**WORK REQUIRED**
Copy every line with the string "Refer" in it.

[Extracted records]

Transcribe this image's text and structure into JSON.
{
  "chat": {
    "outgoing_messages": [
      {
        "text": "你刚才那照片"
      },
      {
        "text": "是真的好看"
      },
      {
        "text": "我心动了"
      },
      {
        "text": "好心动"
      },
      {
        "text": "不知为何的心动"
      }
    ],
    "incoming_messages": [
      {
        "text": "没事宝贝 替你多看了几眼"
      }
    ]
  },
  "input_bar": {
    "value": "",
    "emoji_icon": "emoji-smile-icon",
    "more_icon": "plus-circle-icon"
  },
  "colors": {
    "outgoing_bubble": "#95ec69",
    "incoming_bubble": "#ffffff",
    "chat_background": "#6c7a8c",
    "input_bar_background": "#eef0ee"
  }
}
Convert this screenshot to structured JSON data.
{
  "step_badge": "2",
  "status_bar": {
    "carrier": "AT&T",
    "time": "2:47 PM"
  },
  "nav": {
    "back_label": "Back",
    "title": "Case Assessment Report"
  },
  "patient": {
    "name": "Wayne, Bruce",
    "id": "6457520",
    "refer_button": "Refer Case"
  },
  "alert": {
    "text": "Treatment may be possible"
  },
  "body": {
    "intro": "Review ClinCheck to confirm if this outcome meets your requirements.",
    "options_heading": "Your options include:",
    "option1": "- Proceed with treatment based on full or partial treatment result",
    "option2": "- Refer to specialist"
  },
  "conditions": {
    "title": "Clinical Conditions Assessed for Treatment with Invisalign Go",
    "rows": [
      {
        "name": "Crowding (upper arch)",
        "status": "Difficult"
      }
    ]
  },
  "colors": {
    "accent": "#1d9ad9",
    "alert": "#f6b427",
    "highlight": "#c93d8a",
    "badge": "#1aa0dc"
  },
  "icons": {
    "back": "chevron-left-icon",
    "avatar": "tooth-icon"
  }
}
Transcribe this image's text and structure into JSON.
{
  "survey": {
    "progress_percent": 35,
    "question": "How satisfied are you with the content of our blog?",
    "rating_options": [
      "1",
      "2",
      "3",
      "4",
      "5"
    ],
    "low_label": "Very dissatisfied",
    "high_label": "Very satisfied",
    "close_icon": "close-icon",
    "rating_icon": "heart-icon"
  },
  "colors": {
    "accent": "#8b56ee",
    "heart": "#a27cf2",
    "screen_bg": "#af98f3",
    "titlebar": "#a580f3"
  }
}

**RESPONSE TO THIS TASK**
    "refer_button": "Refer Case"
    "option2": "- Refer to specialist"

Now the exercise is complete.